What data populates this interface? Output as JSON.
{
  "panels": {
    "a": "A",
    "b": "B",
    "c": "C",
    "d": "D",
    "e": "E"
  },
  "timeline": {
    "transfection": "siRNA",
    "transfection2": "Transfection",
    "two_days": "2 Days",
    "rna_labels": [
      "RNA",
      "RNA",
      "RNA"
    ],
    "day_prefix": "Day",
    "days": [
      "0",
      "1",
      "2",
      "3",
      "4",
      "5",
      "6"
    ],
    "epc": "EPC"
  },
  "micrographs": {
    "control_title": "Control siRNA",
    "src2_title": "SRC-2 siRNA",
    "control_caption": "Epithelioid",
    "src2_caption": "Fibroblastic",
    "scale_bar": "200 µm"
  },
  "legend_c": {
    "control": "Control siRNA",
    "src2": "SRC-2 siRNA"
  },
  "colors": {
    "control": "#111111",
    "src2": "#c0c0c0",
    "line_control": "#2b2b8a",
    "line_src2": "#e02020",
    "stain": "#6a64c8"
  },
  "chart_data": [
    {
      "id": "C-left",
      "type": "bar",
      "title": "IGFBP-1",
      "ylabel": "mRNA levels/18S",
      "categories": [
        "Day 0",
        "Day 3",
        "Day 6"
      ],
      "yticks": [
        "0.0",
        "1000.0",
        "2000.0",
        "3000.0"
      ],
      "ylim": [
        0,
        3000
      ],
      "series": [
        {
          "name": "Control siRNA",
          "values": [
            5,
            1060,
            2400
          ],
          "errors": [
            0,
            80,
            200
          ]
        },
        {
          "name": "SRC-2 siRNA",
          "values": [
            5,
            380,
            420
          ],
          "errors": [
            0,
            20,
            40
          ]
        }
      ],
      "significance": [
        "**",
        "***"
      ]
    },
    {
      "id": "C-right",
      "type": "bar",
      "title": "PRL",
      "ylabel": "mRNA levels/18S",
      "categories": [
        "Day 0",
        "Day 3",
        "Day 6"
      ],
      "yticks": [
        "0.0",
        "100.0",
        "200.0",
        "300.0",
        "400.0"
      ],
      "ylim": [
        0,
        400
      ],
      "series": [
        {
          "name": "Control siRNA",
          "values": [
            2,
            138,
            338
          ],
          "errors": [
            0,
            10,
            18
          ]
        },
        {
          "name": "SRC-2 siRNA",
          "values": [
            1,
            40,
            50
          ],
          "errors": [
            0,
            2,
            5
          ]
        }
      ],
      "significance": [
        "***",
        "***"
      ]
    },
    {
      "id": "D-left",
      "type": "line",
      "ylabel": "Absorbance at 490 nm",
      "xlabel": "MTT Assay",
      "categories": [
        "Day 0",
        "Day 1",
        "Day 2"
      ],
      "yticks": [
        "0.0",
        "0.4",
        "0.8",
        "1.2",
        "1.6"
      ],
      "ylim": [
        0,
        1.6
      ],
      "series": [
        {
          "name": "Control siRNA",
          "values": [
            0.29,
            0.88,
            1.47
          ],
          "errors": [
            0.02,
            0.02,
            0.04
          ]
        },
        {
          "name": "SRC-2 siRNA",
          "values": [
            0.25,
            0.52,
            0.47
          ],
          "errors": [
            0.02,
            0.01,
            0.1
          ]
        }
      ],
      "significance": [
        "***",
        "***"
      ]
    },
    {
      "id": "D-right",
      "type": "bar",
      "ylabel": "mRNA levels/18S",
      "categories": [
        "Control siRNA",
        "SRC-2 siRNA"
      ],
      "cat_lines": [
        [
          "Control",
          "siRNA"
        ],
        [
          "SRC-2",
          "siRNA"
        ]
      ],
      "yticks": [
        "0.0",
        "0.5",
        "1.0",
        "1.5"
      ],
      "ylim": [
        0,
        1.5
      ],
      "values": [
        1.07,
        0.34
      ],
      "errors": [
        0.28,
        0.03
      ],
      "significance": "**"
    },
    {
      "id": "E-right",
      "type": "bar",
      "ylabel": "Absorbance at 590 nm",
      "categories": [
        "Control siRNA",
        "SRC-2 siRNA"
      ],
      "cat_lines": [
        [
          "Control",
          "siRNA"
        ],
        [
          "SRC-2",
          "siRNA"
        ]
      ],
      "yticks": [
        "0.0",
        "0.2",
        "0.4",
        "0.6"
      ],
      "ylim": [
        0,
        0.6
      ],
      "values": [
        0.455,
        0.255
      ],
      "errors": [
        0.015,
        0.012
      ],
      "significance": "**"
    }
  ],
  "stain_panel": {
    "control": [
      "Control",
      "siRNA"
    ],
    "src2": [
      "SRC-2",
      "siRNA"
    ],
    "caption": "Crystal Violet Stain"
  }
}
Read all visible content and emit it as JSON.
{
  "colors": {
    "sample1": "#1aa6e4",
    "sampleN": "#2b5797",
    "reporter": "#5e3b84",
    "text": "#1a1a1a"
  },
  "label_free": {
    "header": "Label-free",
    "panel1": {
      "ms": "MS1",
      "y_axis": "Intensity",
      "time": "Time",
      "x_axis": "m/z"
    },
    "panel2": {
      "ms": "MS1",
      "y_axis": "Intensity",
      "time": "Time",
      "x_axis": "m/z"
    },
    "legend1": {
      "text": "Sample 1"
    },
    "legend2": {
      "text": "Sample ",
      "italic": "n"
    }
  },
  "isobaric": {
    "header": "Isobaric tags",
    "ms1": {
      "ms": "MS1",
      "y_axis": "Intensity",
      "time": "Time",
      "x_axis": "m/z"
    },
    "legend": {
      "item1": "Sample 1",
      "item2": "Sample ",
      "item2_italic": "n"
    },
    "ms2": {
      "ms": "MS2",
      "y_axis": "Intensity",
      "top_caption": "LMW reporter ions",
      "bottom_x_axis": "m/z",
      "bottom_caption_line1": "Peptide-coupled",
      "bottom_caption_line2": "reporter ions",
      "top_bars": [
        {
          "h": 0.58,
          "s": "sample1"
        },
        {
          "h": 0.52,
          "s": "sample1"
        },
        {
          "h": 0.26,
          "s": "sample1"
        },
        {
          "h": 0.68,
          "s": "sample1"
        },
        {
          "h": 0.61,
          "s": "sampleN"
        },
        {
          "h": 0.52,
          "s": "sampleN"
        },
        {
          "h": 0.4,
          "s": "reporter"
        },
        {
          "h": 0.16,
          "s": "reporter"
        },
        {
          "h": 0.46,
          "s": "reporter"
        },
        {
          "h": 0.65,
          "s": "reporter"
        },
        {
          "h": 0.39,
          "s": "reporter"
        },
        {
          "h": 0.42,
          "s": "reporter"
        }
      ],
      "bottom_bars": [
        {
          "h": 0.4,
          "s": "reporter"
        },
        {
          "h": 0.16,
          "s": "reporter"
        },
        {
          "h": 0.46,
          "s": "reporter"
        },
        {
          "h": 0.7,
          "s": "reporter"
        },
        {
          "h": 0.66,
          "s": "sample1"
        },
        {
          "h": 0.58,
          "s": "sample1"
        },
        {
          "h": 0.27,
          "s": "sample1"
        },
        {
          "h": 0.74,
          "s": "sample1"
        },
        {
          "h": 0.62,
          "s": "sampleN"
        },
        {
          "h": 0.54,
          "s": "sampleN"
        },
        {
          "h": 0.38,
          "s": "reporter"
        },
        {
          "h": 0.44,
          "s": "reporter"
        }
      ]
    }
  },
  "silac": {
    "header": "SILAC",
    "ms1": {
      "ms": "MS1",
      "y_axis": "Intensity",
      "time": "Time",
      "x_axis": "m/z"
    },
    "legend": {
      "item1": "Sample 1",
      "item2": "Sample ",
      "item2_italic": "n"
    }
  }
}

---*---

> _EXERCISE OBJECTIVE_: The complete listing above is to be output again exactly.

> _TASK RESULT_:
What data populates this interface? Output as JSON.
{
  "panels": {
    "a": "A",
    "b": "B",
    "c": "C",
    "d": "D",
    "e": "E"
  },
  "timeline": {
    "transfection": "siRNA",
    "transfection2": "Transfection",
    "two_days": "2 Days",
    "rna_labels": [
      "RNA",
      "RNA",
      "RNA"
    ],
    "day_prefix": "Day",
    "days": [
      "0",
      "1",
      "2",
      "3",
      "4",
      "5",
      "6"
    ],
    "epc": "EPC"
  },
  "micrographs": {
    "control_title": "Control siRNA",
    "src2_title": "SRC-2 siRNA",
    "control_caption": "Epithelioid",
    "src2_caption": "Fibroblastic",
    "scale_bar": "200 µm"
  },
  "legend_c": {
    "control": "Control siRNA",
    "src2": "SRC-2 siRNA"
  },
  "colors": {
    "control": "#111111",
    "src2": "#c0c0c0",
    "line_control": "#2b2b8a",
    "line_src2": "#e02020",
    "stain": "#6a64c8"
  },
  "chart_data": [
    {
      "id": "C-left",
      "type": "bar",
      "title": "IGFBP-1",
      "ylabel": "mRNA levels/18S",
      "categories": [
        "Day 0",
        "Day 3",
        "Day 6"
      ],
      "yticks": [
        "0.0",
        "1000.0",
        "2000.0",
        "3000.0"
      ],
      "ylim": [
        0,
        3000
      ],
      "series": [
        {
          "name": "Control siRNA",
          "values": [
            5,
            1060,
            2400
          ],
          "errors": [
            0,
            80,
            200
          ]
        },
        {
          "name": "SRC-2 siRNA",
          "values": [
            5,
            380,
            420
          ],
          "errors": [
            0,
            20,
            40
          ]
        }
      ],
      "significance": [
        "**",
        "***"
      ]
    },
    {
      "id": "C-right",
      "type": "bar",
      "title": "PRL",
      "ylabel": "mRNA levels/18S",
      "categories": [
        "Day 0",
        "Day 3",
        "Day 6"
      ],
      "yticks": [
        "0.0",
        "100.0",
        "200.0",
        "300.0",
        "400.0"
      ],
      "ylim": [
        0,
        400
      ],
      "series": [
        {
          "name": "Control siRNA",
          "values": [
            2,
            138,
            338
          ],
          "errors": [
            0,
            10,
            18
          ]
        },
        {
          "name": "SRC-2 siRNA",
          "values": [
            1,
            40,
            50
          ],
          "errors": [
            0,
            2,
            5
          ]
        }
      ],
      "significance": [
        "***",
        "***"
      ]
    },
    {
      "id": "D-left",
      "type": "line",
      "ylabel": "Absorbance at 490 nm",
      "xlabel": "MTT Assay",
      "categories": [
        "Day 0",
        "Day 1",
        "Day 2"
      ],
      "yticks": [
        "0.0",
        "0.4",
        "0.8",
        "1.2",
        "1.6"
      ],
      "ylim": [
        0,
        1.6
      ],
      "series": [
        {
          "name": "Control siRNA",
          "values": [
            0.29,
            0.88,
            1.47
          ],
          "errors": [
            0.02,
            0.02,
            0.04
          ]
        },
        {
          "name": "SRC-2 siRNA",
          "values": [
            0.25,
            0.52,
            0.47
          ],
          "errors": [
            0.02,
            0.01,
            0.1
          ]
        }
      ],
      "significance": [
        "***",
        "***"
      ]
    },
    {
      "id": "D-right",
      "type": "bar",
      "ylabel": "mRNA levels/18S",
      "categories": [
        "Control siRNA",
        "SRC-2 siRNA"
      ],
      "cat_lines": [
        [
          "Control",
          "siRNA"
        ],
        [
          "SRC-2",
          "siRNA"
        ]
      ],
      "yticks": [
        "0.0",
        "0.5",
        "1.0",
        "1.5"
      ],
      "ylim": [
        0,
        1.5
      ],
      "values": [
        1.07,
        0.34
      ],
      "errors": [
        0.28,
        0.03
      ],
      "significance": "**"
    },
    {
      "id": "E-right",
      "type": "bar",
      "ylabel": "Absorbance at 590 nm",
      "categories": [
        "Control siRNA",
        "SRC-2 siRNA"
      ],
      "cat_lines": [
        [
          "Control",
          "siRNA"
        ],
        [
          "SRC-2",
          "siRNA"
        ]
      ],
      "yticks": [
        "0.0",
        "0.2",
        "0.4",
        "0.6"
      ],
      "ylim": [
        0,
        0.6
      ],
      "values": [
        0.455,
        0.255
      ],
      "errors": [
        0.015,
        0.012
      ],
      "significance": "**"
    }
  ],
  "stain_panel": {
    "control": [
      "Control",
      "siRNA"
    ],
    "src2": [
      "SRC-2",
      "siRNA"
    ],
    "caption": "Crystal Violet Stain"
  }
}
Read all visible content and emit it as JSON.
{
  "colors": {
    "sample1": "#1aa6e4",
    "sampleN": "#2b5797",
    "reporter": "#5e3b84",
    "text": "#1a1a1a"
  },
  "label_free": {
    "header": "Label-free",
    "panel1": {
      "ms": "MS1",
      "y_axis": "Intensity",
      "time": "Time",
      "x_axis": "m/z"
    },
    "panel2": {
      "ms": "MS1",
      "y_axis": "Intensity",
      "time": "Time",
      "x_axis": "m/z"
    },
    "legend1": {
      "text": "Sample 1"
    },
    "legend2": {
      "text": "Sample ",
      "italic": "n"
    }
  },
  "isobaric": {
    "header": "Isobaric tags",
    "ms1": {
      "ms": "MS1",
      "y_axis": "Intensity",
      "time": "Time",
      "x_axis": "m/z"
    },
    "legend": {
      "item1": "Sample 1",
      "item2": "Sample ",
      "item2_italic": "n"
    },
    "ms2": {
      "ms": "MS2",
      "y_axis": "Intensity",
      "top_caption": "LMW reporter ions",
      "bottom_x_axis": "m/z",
      "bottom_caption_line1": "Peptide-coupled",
      "bottom_caption_line2": "reporter ions",
      "top_bars": [
        {
          "h": 0.58,
          "s": "sample1"
        },
        {
          "h": 0.52,
          "s": "sample1"
        },
        {
          "h": 0.26,
          "s": "sample1"
        },
        {
          "h": 0.68,
          "s": "sample1"
        },
        {
          "h": 0.61,
          "s": "sampleN"
        },
        {
          "h": 0.52,
          "s": "sampleN"
        },
        {
          "h": 0.4,
          "s": "reporter"
        },
        {
          "h": 0.16,
          "s": "reporter"
        },
        {
          "h": 0.46,
          "s": "reporter"
        },
        {
          "h": 0.65,
          "s": "reporter"
        },
        {
          "h": 0.39,
          "s": "reporter"
        },
        {
          "h": 0.42,
          "s": "reporter"
        }
      ],
      "bottom_bars": [
        {
          "h": 0.4,
          "s": "reporter"
        },
        {
          "h": 0.16,
          "s": "reporter"
        },
        {
          "h": 0.46,
          "s": "reporter"
        },
        {
          "h": 0.7,
          "s": "reporter"
        },
        {
          "h": 0.66,
          "s": "sample1"
        },
        {
          "h": 0.58,
          "s": "sample1"
        },
        {
          "h": 0.27,
          "s": "sample1"
        },
        {
          "h": 0.74,
          "s": "sample1"
        },
        {
          "h": 0.62,
          "s": "sampleN"
        },
        {
          "h": 0.54,
          "s": "sampleN"
        },
        {
          "h": 0.38,
          "s": "reporter"
        },
        {
          "h": 0.44,
          "s": "reporter"
        }
      ]
    }
  },
  "silac": {
    "header": "SILAC",
    "ms1": {
      "ms": "MS1",
      "y_axis": "Intensity",
      "time": "Time",
      "x_axis": "m/z"
    },
    "legend": {
      "item1": "Sample 1",
      "item2": "Sample ",
      "item2_italic": "n"
    }
  }
}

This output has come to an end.